■ **Task**
Copy out the lines between the one containing "Patent image size: (1023, 911)." and the one containing "The processor 140 is at (721, 622).", including both of those lines.

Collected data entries
+ + +

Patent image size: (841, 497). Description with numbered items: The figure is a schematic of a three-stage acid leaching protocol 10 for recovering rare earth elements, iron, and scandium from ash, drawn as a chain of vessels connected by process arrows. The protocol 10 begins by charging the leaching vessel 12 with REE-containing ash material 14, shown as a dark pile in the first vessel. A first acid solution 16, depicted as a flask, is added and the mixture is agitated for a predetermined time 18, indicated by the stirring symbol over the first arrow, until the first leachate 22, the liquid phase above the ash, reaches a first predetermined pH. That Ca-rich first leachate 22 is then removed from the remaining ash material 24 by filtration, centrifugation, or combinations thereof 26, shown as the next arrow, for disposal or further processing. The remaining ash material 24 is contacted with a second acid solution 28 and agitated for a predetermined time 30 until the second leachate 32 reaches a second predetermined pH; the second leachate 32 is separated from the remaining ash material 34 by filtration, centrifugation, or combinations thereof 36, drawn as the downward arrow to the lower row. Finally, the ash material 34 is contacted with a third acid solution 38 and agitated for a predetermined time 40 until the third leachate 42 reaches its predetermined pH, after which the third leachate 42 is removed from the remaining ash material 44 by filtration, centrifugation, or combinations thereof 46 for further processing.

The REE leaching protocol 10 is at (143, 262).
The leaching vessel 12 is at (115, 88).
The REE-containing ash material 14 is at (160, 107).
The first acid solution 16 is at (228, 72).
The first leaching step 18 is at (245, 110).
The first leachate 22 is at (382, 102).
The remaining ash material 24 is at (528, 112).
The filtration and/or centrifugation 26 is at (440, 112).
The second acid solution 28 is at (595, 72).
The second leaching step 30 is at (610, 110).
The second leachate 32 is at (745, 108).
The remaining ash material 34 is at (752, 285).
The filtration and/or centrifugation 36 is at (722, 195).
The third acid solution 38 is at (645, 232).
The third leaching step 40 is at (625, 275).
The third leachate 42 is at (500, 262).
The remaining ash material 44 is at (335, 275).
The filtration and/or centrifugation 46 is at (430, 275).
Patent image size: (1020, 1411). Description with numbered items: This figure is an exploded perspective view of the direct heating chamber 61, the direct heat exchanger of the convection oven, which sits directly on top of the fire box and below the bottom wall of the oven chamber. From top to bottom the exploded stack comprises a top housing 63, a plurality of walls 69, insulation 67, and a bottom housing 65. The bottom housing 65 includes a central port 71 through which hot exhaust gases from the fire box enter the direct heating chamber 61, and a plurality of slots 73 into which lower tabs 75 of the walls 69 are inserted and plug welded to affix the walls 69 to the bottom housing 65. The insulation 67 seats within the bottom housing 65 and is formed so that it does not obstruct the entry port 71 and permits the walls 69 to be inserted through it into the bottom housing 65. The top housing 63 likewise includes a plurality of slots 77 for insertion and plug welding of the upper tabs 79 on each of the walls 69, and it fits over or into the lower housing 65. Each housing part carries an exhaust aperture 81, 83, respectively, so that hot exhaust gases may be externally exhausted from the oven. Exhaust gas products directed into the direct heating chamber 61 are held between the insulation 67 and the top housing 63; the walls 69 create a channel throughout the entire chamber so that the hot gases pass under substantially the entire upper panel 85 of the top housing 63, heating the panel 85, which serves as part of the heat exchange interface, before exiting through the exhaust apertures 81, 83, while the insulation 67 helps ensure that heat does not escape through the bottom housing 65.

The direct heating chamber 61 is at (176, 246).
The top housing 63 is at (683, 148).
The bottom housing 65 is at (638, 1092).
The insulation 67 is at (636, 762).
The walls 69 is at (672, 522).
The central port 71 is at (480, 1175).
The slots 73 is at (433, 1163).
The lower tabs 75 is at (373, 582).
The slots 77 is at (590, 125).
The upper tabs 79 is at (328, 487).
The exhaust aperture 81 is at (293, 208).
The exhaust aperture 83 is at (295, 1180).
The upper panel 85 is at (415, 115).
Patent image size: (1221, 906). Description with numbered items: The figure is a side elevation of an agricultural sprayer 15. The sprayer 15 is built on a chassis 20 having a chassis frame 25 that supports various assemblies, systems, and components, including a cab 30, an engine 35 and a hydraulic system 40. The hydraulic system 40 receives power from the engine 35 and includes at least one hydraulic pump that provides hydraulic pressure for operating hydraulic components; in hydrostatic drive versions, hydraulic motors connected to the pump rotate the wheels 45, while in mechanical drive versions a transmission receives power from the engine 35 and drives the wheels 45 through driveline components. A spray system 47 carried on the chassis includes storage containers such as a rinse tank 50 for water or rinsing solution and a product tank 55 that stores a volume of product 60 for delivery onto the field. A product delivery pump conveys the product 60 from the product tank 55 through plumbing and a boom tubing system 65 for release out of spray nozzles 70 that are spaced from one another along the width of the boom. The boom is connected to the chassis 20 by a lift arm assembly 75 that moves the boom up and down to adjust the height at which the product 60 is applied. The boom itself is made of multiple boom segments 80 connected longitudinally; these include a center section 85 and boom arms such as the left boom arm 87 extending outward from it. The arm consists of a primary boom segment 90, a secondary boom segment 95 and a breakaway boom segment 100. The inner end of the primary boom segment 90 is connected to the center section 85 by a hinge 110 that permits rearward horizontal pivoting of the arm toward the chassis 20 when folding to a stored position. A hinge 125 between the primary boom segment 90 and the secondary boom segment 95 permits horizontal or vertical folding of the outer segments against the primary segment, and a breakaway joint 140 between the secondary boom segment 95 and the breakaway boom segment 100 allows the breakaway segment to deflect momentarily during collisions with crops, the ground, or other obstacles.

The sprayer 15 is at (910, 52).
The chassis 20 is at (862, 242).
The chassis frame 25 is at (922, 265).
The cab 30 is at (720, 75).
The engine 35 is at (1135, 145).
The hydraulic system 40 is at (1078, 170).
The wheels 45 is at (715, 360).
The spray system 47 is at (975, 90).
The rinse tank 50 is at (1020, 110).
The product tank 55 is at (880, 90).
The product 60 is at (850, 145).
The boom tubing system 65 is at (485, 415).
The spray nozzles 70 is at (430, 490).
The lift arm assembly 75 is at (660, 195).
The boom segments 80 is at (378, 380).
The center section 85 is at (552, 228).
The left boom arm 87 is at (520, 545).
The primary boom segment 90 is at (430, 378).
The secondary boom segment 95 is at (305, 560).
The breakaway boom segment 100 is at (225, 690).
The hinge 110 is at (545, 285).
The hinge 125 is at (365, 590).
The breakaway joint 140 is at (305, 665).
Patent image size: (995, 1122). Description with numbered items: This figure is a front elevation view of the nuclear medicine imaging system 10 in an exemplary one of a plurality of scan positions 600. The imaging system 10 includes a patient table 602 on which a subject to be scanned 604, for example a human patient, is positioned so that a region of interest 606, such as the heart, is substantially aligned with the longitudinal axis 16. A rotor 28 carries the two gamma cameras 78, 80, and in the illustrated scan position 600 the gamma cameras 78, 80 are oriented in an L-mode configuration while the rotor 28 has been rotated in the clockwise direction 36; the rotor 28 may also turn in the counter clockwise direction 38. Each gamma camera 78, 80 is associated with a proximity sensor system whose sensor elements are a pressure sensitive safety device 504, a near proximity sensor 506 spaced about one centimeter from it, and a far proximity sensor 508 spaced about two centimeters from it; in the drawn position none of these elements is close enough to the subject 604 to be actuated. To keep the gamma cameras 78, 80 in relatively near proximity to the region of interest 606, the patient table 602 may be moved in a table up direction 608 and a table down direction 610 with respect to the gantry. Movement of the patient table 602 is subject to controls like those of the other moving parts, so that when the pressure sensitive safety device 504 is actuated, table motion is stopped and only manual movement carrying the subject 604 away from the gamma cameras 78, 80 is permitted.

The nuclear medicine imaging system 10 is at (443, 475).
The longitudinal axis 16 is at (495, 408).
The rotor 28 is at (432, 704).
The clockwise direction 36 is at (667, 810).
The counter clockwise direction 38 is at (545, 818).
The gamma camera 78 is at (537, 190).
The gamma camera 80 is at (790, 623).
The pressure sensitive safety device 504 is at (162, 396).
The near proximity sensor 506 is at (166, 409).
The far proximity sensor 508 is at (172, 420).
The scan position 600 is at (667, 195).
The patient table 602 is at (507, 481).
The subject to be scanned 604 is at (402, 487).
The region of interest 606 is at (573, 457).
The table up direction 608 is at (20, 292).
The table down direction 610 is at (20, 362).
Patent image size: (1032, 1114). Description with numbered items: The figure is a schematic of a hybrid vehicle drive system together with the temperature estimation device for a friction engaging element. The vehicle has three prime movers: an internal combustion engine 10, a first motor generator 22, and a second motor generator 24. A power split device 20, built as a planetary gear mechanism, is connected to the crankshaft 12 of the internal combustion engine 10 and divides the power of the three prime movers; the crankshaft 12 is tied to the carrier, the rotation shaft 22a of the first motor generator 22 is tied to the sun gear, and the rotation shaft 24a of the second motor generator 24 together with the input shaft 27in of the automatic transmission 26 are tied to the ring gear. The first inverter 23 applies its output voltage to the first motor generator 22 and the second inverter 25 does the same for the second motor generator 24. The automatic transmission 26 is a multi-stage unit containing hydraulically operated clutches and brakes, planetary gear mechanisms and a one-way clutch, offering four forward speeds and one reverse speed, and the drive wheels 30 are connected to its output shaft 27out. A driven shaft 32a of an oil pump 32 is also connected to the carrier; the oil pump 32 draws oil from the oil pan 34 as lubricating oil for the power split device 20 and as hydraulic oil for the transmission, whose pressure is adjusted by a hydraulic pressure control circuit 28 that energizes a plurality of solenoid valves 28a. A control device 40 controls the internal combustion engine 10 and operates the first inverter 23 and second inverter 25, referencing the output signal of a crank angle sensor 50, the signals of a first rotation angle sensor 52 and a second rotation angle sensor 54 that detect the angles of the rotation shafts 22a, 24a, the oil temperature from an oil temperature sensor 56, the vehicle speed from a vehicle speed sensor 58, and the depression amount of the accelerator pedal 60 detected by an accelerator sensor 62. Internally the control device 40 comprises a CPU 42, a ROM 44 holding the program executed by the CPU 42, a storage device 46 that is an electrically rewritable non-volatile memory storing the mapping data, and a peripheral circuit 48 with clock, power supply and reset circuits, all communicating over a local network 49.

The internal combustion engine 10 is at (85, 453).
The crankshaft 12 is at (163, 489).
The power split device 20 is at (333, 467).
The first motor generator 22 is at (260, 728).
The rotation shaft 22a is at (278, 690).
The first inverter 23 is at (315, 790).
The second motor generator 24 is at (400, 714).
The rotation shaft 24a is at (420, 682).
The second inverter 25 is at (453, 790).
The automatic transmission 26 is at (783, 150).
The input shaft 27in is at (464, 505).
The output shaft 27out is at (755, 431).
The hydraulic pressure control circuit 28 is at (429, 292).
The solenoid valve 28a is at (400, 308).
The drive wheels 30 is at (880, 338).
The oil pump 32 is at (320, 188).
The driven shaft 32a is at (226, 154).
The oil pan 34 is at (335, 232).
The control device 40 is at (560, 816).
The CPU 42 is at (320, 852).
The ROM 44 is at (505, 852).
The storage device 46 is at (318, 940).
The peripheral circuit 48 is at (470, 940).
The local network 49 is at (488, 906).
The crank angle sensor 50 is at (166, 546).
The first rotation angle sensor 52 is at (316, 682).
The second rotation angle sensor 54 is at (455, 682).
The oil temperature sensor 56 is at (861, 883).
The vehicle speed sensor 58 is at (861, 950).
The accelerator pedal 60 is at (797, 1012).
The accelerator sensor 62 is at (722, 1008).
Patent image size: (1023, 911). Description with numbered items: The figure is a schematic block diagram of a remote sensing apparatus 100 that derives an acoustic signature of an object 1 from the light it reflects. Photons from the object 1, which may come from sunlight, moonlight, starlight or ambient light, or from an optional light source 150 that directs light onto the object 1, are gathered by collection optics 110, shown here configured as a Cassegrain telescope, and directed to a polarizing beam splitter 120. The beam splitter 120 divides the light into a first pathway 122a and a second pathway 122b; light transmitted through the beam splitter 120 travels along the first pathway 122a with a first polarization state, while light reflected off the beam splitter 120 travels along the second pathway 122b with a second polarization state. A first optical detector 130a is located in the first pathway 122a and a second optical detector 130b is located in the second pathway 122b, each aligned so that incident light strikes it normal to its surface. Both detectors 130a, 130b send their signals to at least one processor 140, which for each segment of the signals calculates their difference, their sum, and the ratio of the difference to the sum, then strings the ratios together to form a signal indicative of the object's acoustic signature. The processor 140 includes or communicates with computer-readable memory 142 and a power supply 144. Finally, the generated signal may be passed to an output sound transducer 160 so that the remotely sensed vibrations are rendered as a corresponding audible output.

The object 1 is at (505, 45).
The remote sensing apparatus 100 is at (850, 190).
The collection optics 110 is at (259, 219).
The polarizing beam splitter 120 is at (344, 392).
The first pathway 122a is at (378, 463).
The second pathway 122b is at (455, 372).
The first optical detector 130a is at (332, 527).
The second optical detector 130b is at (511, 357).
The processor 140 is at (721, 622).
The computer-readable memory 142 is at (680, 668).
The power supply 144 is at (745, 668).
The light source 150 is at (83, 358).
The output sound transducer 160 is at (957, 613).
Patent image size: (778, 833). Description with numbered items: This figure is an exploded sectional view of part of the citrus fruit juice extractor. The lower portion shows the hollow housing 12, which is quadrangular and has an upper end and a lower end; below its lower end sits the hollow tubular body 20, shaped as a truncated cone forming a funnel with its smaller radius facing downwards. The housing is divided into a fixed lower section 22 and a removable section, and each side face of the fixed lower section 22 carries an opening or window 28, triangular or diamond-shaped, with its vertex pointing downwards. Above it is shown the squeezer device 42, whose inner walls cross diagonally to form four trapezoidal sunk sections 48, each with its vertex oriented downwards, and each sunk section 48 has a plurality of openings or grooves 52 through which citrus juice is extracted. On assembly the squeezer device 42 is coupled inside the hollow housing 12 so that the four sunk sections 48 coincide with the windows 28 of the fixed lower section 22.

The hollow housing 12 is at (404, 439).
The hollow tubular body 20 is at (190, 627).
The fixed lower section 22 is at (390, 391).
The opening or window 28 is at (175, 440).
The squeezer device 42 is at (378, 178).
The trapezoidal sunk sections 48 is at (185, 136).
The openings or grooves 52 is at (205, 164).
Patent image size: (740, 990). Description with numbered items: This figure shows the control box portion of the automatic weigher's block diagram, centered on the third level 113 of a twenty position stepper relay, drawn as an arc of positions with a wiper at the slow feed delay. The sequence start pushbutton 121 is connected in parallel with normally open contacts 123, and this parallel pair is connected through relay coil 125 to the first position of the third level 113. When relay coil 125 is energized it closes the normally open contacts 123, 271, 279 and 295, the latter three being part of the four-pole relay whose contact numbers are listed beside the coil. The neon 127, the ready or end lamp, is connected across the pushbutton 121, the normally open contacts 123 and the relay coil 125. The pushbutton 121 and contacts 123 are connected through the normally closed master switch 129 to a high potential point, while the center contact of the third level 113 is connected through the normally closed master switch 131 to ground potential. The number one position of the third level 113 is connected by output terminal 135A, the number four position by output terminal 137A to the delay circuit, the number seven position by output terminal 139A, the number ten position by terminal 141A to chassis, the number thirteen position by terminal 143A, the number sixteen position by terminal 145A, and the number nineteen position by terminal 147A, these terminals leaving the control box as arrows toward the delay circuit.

+ + +

■ **Worked answer**
Patent image size: (1023, 911). Description with numbered items: The figure is a schematic block diagram of a remote sensing apparatus 100 that derives an acoustic signature of an object 1 from the light it reflects. Photons from the object 1, which may come from sunlight, moonlight, starlight or ambient light, or from an optional light source 150 that directs light onto the object 1, are gathered by collection optics 110, shown here configured as a Cassegrain telescope, and directed to a polarizing beam splitter 120. The beam splitter 120 divides the light into a first pathway 122a and a second pathway 122b; light transmitted through the beam splitter 120 travels along the first pathway 122a with a first polarization state, while light reflected off the beam splitter 120 travels along the second pathway 122b with a second polarization state. A first optical detector 130a is located in the first pathway 122a and a second optical detector 130b is located in the second pathway 122b, each aligned so that incident light strikes it normal to its surface. Both detectors 130a, 130b send their signals to at least one processor 140, which for each segment of the signals calculates their difference, their sum, and the ratio of the difference to the sum, then strings the ratios together to form a signal indicative of the object's acoustic signature. The processor 140 includes or communicates with computer-readable memory 142 and a power supply 144. Finally, the generated signal may be passed to an output sound transducer 160 so that the remotely sensed vibrations are rendered as a corresponding audible output.

The object 1 is at (505, 45).
The remote sensing apparatus 100 is at (850, 190).
The collection optics 110 is at (259, 219).
The polarizing beam splitter 120 is at (344, 392).
The first pathway 122a is at (378, 463).
The second pathway 122b is at (455, 372).
The first optical detector 130a is at (332, 527).
The second optical detector 130b is at (511, 357).
The processor 140 is at (721, 622).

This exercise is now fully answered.